• What you will do: From the entries below, pull out each line where "Basic" appears.

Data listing

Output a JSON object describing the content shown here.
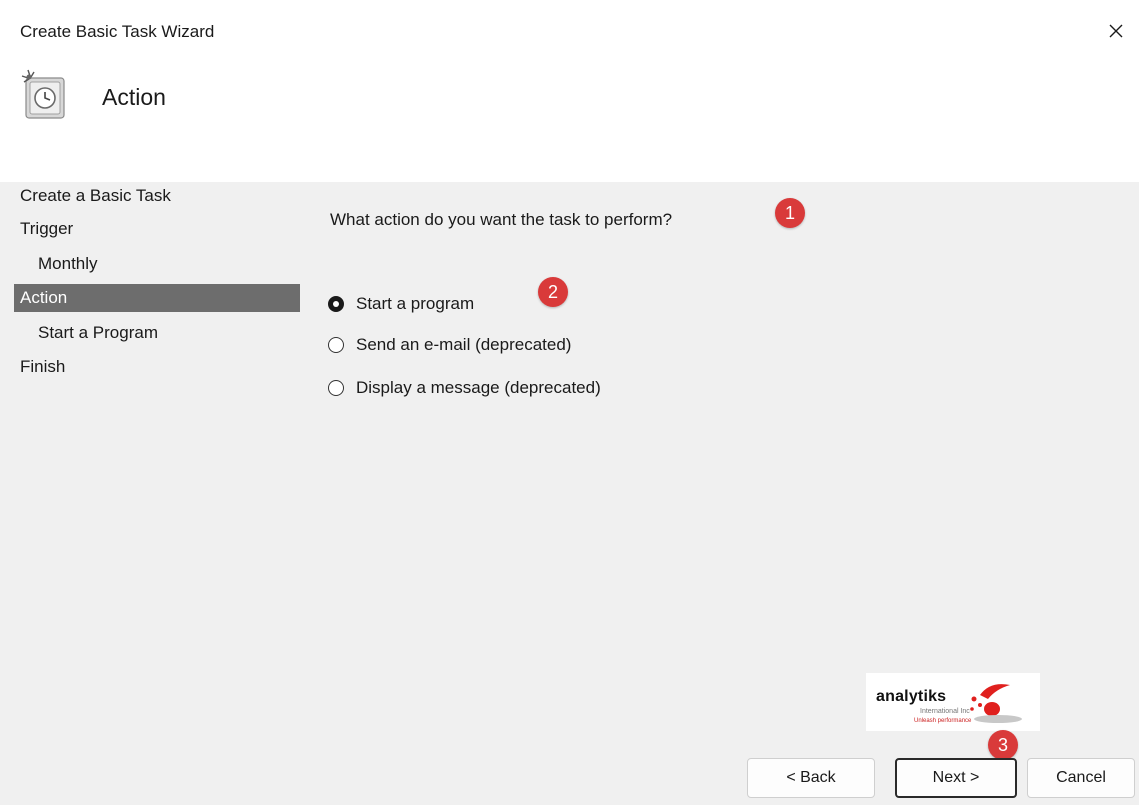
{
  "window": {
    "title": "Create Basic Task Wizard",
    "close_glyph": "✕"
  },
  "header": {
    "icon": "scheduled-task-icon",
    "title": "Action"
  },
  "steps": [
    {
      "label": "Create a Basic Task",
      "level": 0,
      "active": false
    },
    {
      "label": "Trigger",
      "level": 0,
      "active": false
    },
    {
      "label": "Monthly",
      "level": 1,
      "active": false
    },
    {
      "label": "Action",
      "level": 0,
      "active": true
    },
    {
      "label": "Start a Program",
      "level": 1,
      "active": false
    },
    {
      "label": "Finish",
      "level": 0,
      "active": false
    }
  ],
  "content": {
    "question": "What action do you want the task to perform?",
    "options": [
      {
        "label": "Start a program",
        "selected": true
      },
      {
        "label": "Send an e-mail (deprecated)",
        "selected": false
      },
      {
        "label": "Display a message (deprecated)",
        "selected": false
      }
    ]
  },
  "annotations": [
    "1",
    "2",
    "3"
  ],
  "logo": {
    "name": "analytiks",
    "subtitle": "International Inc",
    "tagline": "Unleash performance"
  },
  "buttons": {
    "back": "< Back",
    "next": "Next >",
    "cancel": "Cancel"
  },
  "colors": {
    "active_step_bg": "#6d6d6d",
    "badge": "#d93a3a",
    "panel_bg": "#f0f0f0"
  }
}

==

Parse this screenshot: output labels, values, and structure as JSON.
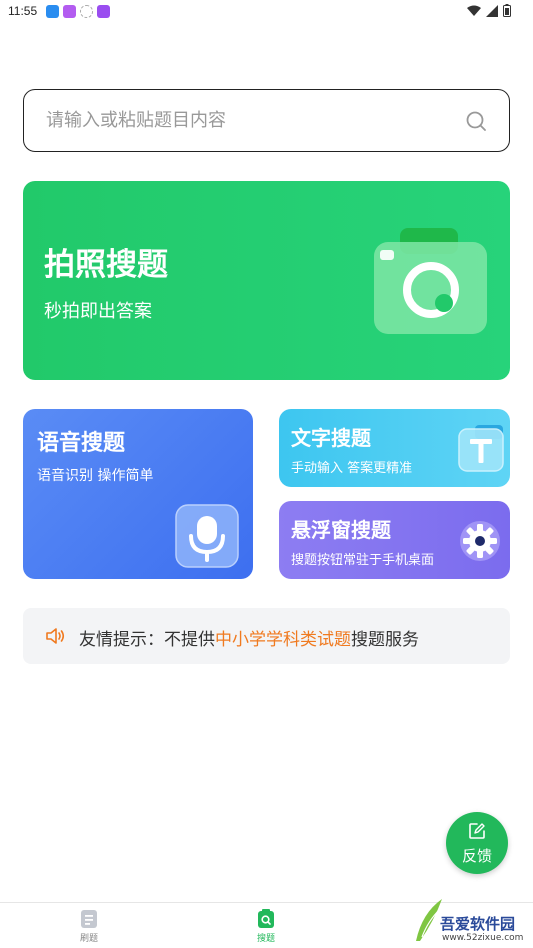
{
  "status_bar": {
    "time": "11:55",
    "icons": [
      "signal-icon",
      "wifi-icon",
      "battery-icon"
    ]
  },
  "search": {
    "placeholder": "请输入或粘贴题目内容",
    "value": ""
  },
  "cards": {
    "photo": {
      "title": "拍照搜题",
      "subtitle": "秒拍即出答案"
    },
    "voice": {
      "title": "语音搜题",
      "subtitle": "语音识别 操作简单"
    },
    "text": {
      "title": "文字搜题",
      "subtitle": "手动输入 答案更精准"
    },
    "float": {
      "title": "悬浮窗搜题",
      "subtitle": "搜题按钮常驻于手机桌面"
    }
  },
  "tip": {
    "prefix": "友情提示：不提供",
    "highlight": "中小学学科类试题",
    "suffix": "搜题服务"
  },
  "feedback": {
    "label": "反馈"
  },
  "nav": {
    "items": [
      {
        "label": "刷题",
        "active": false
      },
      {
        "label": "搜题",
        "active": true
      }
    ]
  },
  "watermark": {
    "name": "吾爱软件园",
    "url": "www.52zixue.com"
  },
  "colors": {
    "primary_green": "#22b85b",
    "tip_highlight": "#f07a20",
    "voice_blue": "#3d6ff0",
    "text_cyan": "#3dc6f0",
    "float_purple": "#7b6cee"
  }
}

• Output for this task:
    "title": "Create Basic Task Wizard",
      "label": "Create a Basic Task",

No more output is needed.